*Istruzioni dell'esercizio*.
1 - Indica il nome del questore di Como citato nell'articolo sull'aggressione in piazza Camerlata.
2 - Riassumi in due frasi l'articolo sull'aggressione in piazza Camerlata.

Cronaca

Le forze dell’ordine: chi ha visto parli. Il questore: «Sono episodi intollerabili»

Indagini su una buona strada
La brutale aggressione del pensionato 68enne, malmenato sabato scorso da alcuni teppisti in piazza Camerlata a Como, ha scosso la cittadinanza.
L’inspiegabile episodio di violenza nei confronti di una persona indifesa, “colpevole” di aver criticato il modo sconsiderato di guidare l’auto da parte degli scellerati aggressori, fa discutere.
«Sono episodi intollerabili. Stiamo ovviamente indagando – interviene il questore di Como, Michelangelo Barbato – Si tratta di casi, almeno
nella mia esperienza in città, per ora ancora limitati. Purtroppo colpisce sempre molto la sensibilità della gente quando la violenza si scatena senza alcun motivo».
Il lavoro investigativo, immediatamente scattato dopo l’aggressione, prosegue. Le forze dell’ordine hanno anche invitato eventuali testimoni a farsi avanti.
«Abbiamo alcuni elementi importanti su cui stiamo lavorando. Siamo sulla buona strada. Ci vuole però tutto il tempo necessario per riuscire a intercettare i responsabili», aggiunge il questore di Como Barbato.

*Dati archiviati*.
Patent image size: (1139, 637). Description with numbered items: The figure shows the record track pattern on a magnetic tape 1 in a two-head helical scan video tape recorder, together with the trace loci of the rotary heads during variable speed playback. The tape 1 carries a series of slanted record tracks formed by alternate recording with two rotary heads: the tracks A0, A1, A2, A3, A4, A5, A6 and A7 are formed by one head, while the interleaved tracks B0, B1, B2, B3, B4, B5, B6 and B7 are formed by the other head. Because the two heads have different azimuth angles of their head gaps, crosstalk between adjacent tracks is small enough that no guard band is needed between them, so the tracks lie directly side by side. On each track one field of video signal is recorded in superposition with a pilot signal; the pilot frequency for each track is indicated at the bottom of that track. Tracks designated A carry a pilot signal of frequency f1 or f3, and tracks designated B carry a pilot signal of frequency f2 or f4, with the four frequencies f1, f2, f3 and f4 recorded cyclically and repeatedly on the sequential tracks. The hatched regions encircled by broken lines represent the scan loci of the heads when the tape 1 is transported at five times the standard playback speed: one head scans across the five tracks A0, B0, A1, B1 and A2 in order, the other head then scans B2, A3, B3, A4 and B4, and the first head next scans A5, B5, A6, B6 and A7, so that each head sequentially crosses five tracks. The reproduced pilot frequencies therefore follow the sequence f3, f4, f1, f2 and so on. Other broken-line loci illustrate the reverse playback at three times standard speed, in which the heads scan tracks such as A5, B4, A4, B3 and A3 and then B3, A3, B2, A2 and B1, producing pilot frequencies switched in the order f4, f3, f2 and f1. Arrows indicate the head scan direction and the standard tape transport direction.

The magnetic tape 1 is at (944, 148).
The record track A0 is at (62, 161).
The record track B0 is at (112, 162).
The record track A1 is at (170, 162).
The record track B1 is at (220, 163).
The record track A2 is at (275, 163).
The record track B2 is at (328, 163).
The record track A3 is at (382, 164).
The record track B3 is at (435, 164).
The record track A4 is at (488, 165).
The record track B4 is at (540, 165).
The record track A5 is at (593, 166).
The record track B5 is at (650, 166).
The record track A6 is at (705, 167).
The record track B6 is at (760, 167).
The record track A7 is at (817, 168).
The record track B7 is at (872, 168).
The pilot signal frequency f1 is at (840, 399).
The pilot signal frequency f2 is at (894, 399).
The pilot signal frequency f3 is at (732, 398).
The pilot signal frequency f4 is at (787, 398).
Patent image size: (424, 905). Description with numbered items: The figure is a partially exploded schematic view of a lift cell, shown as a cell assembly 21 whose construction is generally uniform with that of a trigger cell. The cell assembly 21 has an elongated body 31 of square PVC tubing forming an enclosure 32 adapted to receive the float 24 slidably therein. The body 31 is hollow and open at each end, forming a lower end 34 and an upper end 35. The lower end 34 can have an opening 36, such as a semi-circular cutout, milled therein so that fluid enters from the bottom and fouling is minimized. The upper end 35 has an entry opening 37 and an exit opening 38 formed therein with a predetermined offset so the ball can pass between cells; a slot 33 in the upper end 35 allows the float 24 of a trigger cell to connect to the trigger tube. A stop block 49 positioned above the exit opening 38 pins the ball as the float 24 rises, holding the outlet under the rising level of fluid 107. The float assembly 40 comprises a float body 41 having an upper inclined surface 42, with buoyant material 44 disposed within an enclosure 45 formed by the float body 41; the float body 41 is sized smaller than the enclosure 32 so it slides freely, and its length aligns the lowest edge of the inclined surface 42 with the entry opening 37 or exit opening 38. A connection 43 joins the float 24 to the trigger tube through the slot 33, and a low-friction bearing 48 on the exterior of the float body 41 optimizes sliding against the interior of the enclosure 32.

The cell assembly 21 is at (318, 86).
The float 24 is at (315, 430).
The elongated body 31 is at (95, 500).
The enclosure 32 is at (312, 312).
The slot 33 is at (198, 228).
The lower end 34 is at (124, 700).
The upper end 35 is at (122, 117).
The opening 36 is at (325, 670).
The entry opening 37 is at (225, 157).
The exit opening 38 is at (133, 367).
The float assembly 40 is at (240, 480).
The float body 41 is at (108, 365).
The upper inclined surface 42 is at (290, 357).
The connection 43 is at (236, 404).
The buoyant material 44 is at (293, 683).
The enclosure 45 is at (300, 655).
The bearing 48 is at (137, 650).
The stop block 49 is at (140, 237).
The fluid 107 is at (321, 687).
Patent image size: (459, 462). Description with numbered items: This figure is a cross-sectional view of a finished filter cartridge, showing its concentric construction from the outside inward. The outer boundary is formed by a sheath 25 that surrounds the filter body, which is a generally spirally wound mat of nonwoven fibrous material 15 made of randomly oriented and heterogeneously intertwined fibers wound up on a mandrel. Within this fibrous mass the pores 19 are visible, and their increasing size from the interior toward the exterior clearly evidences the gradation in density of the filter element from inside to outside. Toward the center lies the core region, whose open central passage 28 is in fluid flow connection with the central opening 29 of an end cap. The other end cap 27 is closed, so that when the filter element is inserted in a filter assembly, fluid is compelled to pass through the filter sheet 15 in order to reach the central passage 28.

*Risposte scritte*.
1 - Michelangelo Barbato.

2 - Sabato scorso, in piazza Camerlata a Como, alcuni teppisti hanno picchiato un pensionato di 68 anni che aveva criticato il loro modo sconsiderato di guidare l'auto, e l'episodio ha scosso la cittadinanza. Il questore Michelangelo Barbato definisce questi episodi intollerabili e afferma che le indagini sono sulla buona strada, mentre le forze dell'ordine invitano eventuali testimoni a farsi avanti.